-- REQUIRED TASK --
In the records below, find each line containing the word "flag" and copy it.

-- SUPPLIED INFORMATION --
··········

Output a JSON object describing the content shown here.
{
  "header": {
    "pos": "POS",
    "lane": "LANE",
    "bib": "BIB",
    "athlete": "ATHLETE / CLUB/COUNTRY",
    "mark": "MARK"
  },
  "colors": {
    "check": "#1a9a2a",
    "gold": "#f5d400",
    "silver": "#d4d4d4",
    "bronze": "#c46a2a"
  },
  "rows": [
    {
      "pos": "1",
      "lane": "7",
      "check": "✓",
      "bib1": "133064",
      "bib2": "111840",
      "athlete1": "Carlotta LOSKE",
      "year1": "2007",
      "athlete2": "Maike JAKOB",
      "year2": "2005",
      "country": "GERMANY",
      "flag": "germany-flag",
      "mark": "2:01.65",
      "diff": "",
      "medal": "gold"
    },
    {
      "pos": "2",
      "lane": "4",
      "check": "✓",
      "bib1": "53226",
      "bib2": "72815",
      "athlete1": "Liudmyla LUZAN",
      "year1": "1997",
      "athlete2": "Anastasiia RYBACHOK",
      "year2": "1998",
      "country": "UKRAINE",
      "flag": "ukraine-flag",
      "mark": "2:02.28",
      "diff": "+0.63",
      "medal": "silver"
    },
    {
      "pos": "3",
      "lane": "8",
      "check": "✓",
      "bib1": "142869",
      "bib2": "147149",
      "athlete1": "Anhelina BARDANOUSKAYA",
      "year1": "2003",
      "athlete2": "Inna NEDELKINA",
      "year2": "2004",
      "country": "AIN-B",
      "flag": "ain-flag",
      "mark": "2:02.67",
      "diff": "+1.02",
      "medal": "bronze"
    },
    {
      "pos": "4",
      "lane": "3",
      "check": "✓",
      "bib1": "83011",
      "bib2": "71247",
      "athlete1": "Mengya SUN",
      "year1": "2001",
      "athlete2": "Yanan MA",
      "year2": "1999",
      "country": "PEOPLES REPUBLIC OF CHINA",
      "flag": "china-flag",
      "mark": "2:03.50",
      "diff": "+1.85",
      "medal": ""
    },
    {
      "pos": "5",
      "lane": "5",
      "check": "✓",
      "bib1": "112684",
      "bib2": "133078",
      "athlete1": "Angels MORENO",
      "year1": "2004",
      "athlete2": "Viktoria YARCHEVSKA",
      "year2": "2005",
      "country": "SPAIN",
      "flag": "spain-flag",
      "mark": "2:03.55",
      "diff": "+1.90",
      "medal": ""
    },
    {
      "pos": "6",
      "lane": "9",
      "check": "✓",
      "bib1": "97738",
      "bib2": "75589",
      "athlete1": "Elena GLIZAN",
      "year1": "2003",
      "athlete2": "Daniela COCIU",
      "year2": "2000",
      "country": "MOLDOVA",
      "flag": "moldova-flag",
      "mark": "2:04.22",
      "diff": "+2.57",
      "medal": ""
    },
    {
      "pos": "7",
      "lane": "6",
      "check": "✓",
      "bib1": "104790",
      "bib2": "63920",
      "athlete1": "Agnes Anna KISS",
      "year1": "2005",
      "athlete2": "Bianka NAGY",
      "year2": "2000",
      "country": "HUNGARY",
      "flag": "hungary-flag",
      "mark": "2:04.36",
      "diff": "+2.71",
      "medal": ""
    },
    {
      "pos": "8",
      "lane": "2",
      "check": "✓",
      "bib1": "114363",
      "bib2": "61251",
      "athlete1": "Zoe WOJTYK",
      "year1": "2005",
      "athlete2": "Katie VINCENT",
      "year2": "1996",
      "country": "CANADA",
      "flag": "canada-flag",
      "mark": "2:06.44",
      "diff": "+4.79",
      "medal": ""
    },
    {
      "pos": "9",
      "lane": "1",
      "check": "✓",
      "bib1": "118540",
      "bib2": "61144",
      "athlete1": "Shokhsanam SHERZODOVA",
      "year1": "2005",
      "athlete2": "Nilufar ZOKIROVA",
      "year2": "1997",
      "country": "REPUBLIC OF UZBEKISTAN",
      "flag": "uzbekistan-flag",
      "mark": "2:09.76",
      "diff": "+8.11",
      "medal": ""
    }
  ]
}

··········

-- TASK OUTPUT --
      "flag": "germany-flag",
      "flag": "ukraine-flag",
      "flag": "ain-flag",
      "flag": "china-flag",
      "flag": "spain-flag",
      "flag": "moldova-flag",
      "flag": "hungary-flag",
      "flag": "canada-flag",
      "flag": "uzbekistan-flag",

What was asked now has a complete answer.